**INSTRUCTIONS TO FOLLOW:** Search the material below for the string "Israëliten" and extract each line that has it.
[STORED DATA start]
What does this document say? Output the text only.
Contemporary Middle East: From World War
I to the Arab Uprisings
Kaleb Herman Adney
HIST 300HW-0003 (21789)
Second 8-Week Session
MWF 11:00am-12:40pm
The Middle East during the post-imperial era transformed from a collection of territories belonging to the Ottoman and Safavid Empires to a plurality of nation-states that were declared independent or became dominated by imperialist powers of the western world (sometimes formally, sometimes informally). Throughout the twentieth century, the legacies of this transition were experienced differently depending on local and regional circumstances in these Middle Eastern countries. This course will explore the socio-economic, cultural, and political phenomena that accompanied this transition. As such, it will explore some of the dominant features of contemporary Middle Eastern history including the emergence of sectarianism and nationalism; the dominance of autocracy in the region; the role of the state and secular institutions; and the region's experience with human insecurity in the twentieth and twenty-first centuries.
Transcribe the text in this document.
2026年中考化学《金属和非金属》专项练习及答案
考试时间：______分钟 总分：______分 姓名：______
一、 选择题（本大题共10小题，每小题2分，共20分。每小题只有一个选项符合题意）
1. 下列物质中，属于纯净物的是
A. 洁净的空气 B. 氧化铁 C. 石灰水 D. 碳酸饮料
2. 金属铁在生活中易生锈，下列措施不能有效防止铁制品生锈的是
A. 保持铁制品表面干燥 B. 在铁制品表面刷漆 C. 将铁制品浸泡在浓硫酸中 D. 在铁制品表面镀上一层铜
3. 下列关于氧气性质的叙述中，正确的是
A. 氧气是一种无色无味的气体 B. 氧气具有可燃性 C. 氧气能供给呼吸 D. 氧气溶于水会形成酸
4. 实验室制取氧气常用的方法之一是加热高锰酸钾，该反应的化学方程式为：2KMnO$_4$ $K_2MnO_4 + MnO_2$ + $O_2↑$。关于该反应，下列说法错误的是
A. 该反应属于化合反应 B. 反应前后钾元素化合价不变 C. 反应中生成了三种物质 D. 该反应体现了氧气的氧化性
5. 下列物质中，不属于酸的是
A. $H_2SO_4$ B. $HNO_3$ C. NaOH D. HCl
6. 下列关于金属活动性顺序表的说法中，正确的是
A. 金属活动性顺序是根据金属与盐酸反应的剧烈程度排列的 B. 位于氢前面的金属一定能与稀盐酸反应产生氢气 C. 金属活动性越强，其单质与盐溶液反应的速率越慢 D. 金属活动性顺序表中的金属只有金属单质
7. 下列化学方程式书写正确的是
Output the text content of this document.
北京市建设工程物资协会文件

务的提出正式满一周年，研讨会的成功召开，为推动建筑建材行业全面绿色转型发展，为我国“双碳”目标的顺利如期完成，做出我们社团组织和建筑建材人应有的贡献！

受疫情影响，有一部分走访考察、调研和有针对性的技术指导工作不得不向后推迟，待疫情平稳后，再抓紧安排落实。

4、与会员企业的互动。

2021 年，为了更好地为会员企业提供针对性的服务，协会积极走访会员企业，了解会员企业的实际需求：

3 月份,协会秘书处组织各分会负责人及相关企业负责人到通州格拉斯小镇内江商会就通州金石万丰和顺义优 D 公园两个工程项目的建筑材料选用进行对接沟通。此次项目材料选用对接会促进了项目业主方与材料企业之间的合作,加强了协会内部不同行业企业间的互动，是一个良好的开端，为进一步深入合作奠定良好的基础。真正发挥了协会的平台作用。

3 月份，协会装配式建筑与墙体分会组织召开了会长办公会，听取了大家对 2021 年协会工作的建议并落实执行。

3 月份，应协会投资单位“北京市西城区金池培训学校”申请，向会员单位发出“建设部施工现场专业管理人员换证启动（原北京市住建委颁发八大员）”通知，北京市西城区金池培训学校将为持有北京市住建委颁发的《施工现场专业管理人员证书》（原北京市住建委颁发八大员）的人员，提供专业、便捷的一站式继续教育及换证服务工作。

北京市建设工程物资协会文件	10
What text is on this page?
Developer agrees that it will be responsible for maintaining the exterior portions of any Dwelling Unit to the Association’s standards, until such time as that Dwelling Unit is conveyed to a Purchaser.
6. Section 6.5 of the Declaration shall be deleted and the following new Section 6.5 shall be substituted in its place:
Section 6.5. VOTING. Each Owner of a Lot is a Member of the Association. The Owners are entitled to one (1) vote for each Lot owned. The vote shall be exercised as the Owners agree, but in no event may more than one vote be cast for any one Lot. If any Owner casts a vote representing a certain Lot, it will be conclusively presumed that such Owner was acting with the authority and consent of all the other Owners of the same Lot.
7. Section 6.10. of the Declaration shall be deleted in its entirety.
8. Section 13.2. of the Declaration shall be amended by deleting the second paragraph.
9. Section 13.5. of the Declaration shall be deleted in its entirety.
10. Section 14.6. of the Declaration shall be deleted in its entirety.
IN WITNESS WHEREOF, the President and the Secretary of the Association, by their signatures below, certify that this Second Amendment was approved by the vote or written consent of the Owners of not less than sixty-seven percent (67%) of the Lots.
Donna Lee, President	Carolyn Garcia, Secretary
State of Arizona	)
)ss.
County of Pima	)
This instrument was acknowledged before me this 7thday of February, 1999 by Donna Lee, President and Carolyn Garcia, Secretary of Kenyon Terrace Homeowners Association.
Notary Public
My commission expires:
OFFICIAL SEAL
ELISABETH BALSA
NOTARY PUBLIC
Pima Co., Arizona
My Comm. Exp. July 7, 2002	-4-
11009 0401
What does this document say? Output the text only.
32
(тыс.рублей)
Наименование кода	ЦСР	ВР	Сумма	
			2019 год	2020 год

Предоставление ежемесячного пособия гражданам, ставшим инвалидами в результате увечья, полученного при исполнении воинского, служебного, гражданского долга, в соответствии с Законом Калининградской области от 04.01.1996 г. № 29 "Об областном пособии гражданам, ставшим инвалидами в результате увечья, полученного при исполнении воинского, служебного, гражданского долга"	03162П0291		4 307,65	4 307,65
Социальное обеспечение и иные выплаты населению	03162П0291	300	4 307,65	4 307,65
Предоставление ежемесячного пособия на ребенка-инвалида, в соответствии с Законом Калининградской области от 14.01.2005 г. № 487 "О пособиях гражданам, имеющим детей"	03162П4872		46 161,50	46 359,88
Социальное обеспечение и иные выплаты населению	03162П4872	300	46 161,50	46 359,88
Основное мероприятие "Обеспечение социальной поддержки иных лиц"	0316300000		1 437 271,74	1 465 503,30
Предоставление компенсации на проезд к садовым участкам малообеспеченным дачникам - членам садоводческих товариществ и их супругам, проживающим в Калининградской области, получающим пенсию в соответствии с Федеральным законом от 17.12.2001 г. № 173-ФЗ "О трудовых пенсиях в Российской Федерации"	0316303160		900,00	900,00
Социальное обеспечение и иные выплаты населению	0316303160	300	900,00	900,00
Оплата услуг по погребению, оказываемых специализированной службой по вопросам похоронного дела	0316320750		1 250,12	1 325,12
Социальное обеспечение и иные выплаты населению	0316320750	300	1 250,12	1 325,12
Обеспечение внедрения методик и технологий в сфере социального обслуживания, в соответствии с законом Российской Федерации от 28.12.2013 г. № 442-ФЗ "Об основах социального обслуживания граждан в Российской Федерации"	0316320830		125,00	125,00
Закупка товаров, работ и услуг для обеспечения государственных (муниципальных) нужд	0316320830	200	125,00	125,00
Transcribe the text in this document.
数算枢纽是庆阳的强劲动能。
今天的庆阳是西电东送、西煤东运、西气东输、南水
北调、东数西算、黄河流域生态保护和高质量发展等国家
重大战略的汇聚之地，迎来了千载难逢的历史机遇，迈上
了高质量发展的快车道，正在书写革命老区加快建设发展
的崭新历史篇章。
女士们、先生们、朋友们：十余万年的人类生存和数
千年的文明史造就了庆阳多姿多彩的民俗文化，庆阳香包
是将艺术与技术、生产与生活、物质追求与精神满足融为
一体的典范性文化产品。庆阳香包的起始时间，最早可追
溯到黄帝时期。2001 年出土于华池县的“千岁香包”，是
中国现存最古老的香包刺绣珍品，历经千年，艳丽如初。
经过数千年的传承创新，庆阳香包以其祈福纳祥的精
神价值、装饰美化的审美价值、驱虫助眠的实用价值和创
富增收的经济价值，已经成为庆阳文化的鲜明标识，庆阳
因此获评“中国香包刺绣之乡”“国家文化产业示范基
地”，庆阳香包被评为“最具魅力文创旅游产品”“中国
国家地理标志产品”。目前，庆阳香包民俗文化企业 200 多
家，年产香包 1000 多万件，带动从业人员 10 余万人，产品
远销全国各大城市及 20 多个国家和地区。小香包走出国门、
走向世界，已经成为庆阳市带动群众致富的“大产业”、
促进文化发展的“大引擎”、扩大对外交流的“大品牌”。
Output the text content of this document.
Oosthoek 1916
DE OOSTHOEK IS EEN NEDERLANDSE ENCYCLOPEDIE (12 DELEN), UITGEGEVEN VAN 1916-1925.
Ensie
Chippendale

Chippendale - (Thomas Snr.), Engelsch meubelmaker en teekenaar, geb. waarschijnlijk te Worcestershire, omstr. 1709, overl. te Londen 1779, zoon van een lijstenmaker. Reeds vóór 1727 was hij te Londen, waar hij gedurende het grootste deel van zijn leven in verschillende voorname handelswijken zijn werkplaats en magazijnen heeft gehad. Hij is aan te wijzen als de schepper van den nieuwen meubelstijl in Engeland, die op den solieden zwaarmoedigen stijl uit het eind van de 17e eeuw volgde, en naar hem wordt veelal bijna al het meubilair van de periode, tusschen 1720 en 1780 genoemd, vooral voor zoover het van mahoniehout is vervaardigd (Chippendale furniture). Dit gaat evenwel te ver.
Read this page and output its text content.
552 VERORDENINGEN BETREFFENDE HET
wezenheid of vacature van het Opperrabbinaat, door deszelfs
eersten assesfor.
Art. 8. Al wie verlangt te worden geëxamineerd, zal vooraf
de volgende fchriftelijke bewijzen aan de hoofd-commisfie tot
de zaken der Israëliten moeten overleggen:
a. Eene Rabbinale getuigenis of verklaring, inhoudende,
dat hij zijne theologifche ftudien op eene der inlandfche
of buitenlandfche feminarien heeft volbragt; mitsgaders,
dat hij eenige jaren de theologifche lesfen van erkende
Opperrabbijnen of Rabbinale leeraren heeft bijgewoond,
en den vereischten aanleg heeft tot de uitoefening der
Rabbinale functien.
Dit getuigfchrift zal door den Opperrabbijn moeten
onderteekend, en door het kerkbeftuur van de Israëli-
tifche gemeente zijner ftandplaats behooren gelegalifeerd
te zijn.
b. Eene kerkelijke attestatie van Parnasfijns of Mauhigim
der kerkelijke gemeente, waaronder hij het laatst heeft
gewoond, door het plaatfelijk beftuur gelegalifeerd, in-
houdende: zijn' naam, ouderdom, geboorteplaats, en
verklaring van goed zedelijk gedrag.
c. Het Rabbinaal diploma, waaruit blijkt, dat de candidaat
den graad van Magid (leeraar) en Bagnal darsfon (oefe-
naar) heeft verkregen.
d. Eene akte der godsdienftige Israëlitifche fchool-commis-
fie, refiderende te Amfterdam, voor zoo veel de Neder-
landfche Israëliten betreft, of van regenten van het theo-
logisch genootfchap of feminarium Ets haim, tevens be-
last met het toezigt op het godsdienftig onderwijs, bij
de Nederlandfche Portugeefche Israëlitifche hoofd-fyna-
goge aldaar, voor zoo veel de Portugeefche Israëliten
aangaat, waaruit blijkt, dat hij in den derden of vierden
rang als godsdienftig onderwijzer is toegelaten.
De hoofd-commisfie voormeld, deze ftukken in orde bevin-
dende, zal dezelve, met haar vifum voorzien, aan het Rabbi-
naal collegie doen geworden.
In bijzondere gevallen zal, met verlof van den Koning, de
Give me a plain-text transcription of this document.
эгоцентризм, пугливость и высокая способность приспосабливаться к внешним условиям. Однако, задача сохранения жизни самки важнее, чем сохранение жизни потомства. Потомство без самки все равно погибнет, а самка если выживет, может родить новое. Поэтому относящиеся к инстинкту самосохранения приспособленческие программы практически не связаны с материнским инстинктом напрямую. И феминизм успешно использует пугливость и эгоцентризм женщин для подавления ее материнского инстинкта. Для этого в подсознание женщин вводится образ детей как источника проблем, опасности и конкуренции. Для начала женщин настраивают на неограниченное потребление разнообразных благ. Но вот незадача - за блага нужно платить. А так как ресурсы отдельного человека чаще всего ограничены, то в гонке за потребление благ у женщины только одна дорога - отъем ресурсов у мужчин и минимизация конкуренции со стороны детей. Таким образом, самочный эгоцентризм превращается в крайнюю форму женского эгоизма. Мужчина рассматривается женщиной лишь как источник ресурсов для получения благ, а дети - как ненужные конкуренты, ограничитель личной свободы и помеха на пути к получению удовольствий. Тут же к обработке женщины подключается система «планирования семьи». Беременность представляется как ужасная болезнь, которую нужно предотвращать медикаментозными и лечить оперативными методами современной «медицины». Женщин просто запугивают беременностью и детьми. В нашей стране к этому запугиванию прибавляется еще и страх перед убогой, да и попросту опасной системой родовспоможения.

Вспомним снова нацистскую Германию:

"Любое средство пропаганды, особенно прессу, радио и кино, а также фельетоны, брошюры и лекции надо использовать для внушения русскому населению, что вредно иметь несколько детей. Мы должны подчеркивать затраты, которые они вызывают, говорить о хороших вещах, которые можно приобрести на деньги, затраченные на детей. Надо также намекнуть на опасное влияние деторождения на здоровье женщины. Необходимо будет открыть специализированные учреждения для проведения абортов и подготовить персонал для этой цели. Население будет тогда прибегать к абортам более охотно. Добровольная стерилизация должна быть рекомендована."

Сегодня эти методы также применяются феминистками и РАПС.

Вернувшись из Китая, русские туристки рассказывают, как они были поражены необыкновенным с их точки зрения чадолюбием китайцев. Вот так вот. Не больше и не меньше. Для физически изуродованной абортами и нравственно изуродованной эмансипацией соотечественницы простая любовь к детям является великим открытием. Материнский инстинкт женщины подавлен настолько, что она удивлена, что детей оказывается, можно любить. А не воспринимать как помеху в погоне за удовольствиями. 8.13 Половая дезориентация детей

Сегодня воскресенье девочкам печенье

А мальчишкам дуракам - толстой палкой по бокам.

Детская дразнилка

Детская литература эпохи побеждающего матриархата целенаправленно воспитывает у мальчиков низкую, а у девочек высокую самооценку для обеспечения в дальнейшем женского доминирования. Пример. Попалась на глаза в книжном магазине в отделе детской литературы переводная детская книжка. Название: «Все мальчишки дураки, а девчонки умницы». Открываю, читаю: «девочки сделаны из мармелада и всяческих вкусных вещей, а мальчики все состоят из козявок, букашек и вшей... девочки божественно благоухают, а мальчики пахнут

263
[STORED DATA end]
**RESULT FOR THIS EXERCISE:**
de zaken der Israëliten moeten overleggen:
landfche Israëliten betreft, of van regenten van het theo-
goge aldaar, voor zoo veel de Portugeefche Israëliten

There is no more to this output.